--- JOB ---
Locate every line in the material below that has the word "this". Copy each of those lines.

··· INPUT MATERIAL ···

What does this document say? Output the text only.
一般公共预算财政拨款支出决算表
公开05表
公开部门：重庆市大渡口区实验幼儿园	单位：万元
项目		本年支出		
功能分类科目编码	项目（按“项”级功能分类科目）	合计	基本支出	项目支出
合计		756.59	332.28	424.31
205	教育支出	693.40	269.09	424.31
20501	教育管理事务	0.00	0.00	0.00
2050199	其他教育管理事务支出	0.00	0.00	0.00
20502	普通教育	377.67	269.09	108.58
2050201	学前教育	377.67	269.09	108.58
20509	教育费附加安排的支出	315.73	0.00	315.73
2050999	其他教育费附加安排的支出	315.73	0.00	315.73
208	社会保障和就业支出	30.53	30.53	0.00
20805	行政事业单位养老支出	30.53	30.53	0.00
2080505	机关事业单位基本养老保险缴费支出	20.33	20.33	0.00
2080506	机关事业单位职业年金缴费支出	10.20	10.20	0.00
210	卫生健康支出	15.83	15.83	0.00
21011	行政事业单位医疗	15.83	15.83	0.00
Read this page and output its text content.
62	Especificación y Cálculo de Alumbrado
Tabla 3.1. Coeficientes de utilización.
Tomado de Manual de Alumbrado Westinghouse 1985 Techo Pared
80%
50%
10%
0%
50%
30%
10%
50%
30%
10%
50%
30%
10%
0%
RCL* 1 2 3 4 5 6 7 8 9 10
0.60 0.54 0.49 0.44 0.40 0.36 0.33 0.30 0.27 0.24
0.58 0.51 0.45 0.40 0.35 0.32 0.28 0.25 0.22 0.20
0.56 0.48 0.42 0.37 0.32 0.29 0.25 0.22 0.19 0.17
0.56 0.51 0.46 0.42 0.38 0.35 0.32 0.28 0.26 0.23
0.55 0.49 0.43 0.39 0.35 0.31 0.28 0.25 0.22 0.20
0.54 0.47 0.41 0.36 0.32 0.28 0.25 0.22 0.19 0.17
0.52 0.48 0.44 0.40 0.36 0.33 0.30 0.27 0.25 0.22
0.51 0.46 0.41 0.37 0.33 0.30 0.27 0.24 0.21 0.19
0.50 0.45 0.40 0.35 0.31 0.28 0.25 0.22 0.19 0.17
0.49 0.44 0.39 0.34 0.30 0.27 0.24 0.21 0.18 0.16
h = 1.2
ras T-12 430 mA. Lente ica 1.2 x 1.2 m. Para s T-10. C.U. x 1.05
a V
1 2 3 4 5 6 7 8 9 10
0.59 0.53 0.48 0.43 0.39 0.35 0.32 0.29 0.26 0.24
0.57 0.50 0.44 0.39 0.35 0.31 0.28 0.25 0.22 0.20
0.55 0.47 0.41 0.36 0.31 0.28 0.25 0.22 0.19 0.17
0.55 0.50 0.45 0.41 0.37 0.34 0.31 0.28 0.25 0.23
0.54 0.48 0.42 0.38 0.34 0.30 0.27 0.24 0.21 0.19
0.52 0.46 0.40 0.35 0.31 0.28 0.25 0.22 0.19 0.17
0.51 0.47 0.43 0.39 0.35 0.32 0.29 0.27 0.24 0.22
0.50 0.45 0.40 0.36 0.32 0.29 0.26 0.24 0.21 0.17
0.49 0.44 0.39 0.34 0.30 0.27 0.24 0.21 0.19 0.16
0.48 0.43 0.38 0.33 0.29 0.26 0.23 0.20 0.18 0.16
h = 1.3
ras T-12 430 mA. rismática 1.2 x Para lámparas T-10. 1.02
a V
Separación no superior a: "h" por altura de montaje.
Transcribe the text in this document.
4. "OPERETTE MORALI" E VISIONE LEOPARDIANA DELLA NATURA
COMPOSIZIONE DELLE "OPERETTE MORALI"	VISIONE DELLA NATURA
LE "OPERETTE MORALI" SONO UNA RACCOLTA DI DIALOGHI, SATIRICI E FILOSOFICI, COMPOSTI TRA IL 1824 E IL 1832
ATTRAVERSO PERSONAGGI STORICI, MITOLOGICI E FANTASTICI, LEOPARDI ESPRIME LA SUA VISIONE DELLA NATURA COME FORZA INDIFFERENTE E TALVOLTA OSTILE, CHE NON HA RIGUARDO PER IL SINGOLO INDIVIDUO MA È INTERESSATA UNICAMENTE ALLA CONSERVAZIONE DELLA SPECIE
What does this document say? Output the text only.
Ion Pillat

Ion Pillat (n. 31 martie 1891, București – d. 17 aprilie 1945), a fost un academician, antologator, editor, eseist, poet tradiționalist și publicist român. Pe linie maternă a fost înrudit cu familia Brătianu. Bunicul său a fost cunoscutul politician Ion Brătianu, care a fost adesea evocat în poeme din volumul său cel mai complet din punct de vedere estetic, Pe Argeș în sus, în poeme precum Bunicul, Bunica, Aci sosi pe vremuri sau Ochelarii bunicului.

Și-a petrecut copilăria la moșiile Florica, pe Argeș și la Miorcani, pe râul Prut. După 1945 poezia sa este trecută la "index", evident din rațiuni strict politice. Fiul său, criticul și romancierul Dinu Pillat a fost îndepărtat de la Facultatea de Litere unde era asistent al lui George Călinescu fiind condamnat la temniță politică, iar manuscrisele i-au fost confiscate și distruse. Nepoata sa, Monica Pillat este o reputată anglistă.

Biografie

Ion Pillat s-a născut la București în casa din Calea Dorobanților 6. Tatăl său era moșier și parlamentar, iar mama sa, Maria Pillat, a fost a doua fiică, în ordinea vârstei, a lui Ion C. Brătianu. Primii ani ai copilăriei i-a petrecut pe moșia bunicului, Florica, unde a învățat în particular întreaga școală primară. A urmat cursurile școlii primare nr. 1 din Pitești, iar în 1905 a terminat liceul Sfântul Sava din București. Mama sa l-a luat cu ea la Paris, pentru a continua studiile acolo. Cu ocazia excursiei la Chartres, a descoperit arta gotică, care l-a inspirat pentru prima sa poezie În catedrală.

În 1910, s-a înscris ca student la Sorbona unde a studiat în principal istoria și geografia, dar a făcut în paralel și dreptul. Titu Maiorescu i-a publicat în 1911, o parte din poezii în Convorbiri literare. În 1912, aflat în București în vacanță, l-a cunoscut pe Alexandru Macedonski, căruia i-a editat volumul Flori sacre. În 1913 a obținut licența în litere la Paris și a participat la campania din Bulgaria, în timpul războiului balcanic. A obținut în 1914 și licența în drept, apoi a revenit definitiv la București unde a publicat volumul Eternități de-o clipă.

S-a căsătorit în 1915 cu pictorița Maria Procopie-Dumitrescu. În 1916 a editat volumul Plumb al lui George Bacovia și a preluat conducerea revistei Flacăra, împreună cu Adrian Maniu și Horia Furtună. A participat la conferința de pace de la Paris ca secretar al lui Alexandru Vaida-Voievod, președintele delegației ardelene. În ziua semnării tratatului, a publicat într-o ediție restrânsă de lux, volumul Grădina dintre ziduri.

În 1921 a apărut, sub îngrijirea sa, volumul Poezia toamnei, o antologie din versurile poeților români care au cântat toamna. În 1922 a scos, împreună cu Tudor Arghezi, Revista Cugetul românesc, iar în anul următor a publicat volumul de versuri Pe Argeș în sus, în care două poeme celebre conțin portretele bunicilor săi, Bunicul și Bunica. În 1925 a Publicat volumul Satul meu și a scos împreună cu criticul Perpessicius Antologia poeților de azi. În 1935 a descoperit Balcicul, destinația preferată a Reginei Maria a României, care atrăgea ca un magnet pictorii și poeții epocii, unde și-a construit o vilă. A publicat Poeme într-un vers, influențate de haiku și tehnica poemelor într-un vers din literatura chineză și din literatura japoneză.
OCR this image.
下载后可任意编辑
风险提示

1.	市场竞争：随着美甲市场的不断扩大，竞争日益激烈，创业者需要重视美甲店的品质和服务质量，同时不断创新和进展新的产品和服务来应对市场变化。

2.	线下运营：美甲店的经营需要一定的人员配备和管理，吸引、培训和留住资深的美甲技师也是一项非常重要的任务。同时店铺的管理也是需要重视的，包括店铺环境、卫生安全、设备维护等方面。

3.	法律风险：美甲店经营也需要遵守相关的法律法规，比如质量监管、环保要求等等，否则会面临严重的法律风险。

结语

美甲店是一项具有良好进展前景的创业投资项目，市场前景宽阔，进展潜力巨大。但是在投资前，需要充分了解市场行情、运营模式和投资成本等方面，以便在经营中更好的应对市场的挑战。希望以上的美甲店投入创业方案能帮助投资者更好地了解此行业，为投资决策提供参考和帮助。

···

--- ANSWER BELOW ---
What does this document say? Output the text only.
Read this page and output its text content.
Transcribe the text in this document.
What does this document say? Output the text only.
OCR this image.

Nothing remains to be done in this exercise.